What to do
An exact copy of all the data is required, with pictures left out.

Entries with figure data

□ □ □ □ □ □ □

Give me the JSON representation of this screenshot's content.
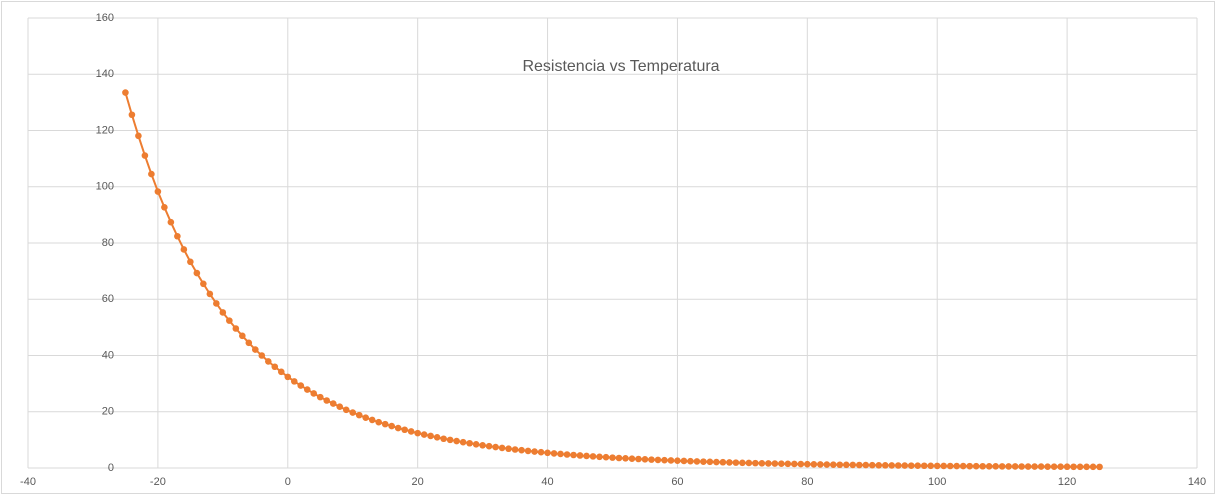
{
  "chart_data": {
    "type": "scatter",
    "title": "Resistencia vs Temperatura",
    "x": [
      -25,
      -24,
      -23,
      -22,
      -21,
      -20,
      -19,
      -18,
      -17,
      -16,
      -15,
      -14,
      -13,
      -12,
      -11,
      -10,
      -9,
      -8,
      -7,
      -6,
      -5,
      -4,
      -3,
      -2,
      -1,
      0,
      1,
      2,
      3,
      4,
      5,
      6,
      7,
      8,
      9,
      10,
      11,
      12,
      13,
      14,
      15,
      16,
      17,
      18,
      19,
      20,
      21,
      22,
      23,
      24,
      25,
      26,
      27,
      28,
      29,
      30,
      31,
      32,
      33,
      34,
      35,
      36,
      37,
      38,
      39,
      40,
      41,
      42,
      43,
      44,
      45,
      46,
      47,
      48,
      49,
      50,
      51,
      52,
      53,
      54,
      55,
      56,
      57,
      58,
      59,
      60,
      61,
      62,
      63,
      64,
      65,
      66,
      67,
      68,
      69,
      70,
      71,
      72,
      73,
      74,
      75,
      76,
      77,
      78,
      79,
      80,
      81,
      82,
      83,
      84,
      85,
      86,
      87,
      88,
      89,
      90,
      91,
      92,
      93,
      94,
      95,
      96,
      97,
      98,
      99,
      100,
      101,
      102,
      103,
      104,
      105,
      106,
      107,
      108,
      109,
      110,
      111,
      112,
      113,
      114,
      115,
      116,
      117,
      118,
      119,
      120,
      121,
      122,
      123,
      124,
      125
    ],
    "values": [
      133.5,
      125.6,
      118.1,
      111.1,
      104.5,
      98.3,
      92.7,
      87.4,
      82.4,
      77.7,
      73.3,
      69.3,
      65.5,
      61.9,
      58.5,
      55.3,
      52.4,
      49.6,
      47.0,
      44.5,
      42.1,
      40.0,
      37.9,
      36.0,
      34.2,
      32.4,
      30.8,
      29.3,
      27.9,
      26.5,
      25.2,
      24.0,
      22.9,
      21.8,
      20.7,
      19.7,
      18.8,
      17.9,
      17.1,
      16.3,
      15.6,
      14.9,
      14.2,
      13.6,
      13.0,
      12.4,
      11.9,
      11.4,
      10.9,
      10.4,
      10.0,
      9.58,
      9.18,
      8.8,
      8.43,
      8.08,
      7.75,
      7.44,
      7.14,
      6.85,
      6.58,
      6.32,
      6.07,
      5.84,
      5.61,
      5.39,
      5.19,
      4.99,
      4.8,
      4.62,
      4.45,
      4.28,
      4.13,
      3.98,
      3.83,
      3.69,
      3.56,
      3.44,
      3.32,
      3.2,
      3.09,
      2.98,
      2.88,
      2.78,
      2.68,
      2.59,
      2.5,
      2.42,
      2.34,
      2.26,
      2.19,
      2.12,
      2.05,
      1.98,
      1.91,
      1.85,
      1.79,
      1.73,
      1.68,
      1.63,
      1.58,
      1.53,
      1.48,
      1.43,
      1.39,
      1.35,
      1.31,
      1.27,
      1.23,
      1.19,
      1.16,
      1.12,
      1.09,
      1.06,
      1.03,
      1.0,
      0.97,
      0.94,
      0.92,
      0.89,
      0.87,
      0.84,
      0.82,
      0.8,
      0.78,
      0.75,
      0.73,
      0.71,
      0.69,
      0.68,
      0.66,
      0.64,
      0.62,
      0.61,
      0.59,
      0.58,
      0.56,
      0.55,
      0.53,
      0.52,
      0.51,
      0.5,
      0.48,
      0.47,
      0.46,
      0.45,
      0.44,
      0.43,
      0.42,
      0.41,
      0.4
    ],
    "color": "#ed7d31",
    "xlim": [
      -40,
      140
    ],
    "xticks": [
      -40,
      -20,
      0,
      20,
      40,
      60,
      80,
      100,
      120,
      140
    ],
    "ylim": [
      0,
      160
    ],
    "yticks": [
      0,
      20,
      40,
      60,
      80,
      100,
      120,
      140,
      160
    ],
    "grid": true
  }
}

□ □ □ □ □ □ □

Task result
Give me the JSON representation of this screenshot's content.
{
  "chart_data": {
    "type": "scatter",
    "title": "Resistencia vs Temperatura",
    "x": [
      -25,
      -24,
      -23,
      -22,
      -21,
      -20,
      -19,
      -18,
      -17,
      -16,
      -15,
      -14,
      -13,
      -12,
      -11,
      -10,
      -9,
      -8,
      -7,
      -6,
      -5,
      -4,
      -3,
      -2,
      -1,
      0,
      1,
      2,
      3,
      4,
      5,
      6,
      7,
      8,
      9,
      10,
      11,
      12,
      13,
      14,
      15,
      16,
      17,
      18,
      19,
      20,
      21,
      22,
      23,
      24,
      25,
      26,
      27,
      28,
      29,
      30,
      31,
      32,
      33,
      34,
      35,
      36,
      37,
      38,
      39,
      40,
      41,
      42,
      43,
      44,
      45,
      46,
      47,
      48,
      49,
      50,
      51,
      52,
      53,
      54,
      55,
      56,
      57,
      58,
      59,
      60,
      61,
      62,
      63,
      64,
      65,
      66,
      67,
      68,
      69,
      70,
      71,
      72,
      73,
      74,
      75,
      76,
      77,
      78,
      79,
      80,
      81,
      82,
      83,
      84,
      85,
      86,
      87,
      88,
      89,
      90,
      91,
      92,
      93,
      94,
      95,
      96,
      97,
      98,
      99,
      100,
      101,
      102,
      103,
      104,
      105,
      106,
      107,
      108,
      109,
      110,
      111,
      112,
      113,
      114,
      115,
      116,
      117,
      118,
      119,
      120,
      121,
      122,
      123,
      124,
      125
    ],
    "values": [
      133.5,
      125.6,
      118.1,
      111.1,
      104.5,
      98.3,
      92.7,
      87.4,
      82.4,
      77.7,
      73.3,
      69.3,
      65.5,
      61.9,
      58.5,
      55.3,
      52.4,
      49.6,
      47.0,
      44.5,
      42.1,
      40.0,
      37.9,
      36.0,
      34.2,
      32.4,
      30.8,
      29.3,
      27.9,
      26.5,
      25.2,
      24.0,
      22.9,
      21.8,
      20.7,
      19.7,
      18.8,
      17.9,
      17.1,
      16.3,
      15.6,
      14.9,
      14.2,
      13.6,
      13.0,
      12.4,
      11.9,
      11.4,
      10.9,
      10.4,
      10.0,
      9.58,
      9.18,
      8.8,
      8.43,
      8.08,
      7.75,
      7.44,
      7.14,
      6.85,
      6.58,
      6.32,
      6.07,
      5.84,
      5.61,
      5.39,
      5.19,
      4.99,
      4.8,
      4.62,
      4.45,
      4.28,
      4.13,
      3.98,
      3.83,
      3.69,
      3.56,
      3.44,
      3.32,
      3.2,
      3.09,
      2.98,
      2.88,
      2.78,
      2.68,
      2.59,
      2.5,
      2.42,
      2.34,
      2.26,
      2.19,
      2.12,
      2.05,
      1.98,
      1.91,
      1.85,
      1.79,
      1.73,
      1.68,
      1.63,
      1.58,
      1.53,
      1.48,
      1.43,
      1.39,
      1.35,
      1.31,
      1.27,
      1.23,
      1.19,
      1.16,
      1.12,
      1.09,
      1.06,
      1.03,
      1.0,
      0.97,
      0.94,
      0.92,
      0.89,
      0.87,
      0.84,
      0.82,
      0.8,
      0.78,
      0.75,
      0.73,
      0.71,
      0.69,
      0.68,
      0.66,
      0.64,
      0.62,
      0.61,
      0.59,
      0.58,
      0.56,
      0.55,
      0.53,
      0.52,
      0.51,
      0.5,
      0.48,
      0.47,
      0.46,
      0.45,
      0.44,
      0.43,
      0.42,
      0.41,
      0.4
    ],
    "color": "#ed7d31",
    "xlim": [
      -40,
      140
    ],
    "xticks": [
      -40,
      -20,
      0,
      20,
      40,
      60,
      80,
      100,
      120,
      140
    ],
    "ylim": [
      0,
      160
    ],
    "yticks": [
      0,
      20,
      40,
      60,
      80,
      100,
      120,
      140,
      160
    ],
    "grid": true
  }
}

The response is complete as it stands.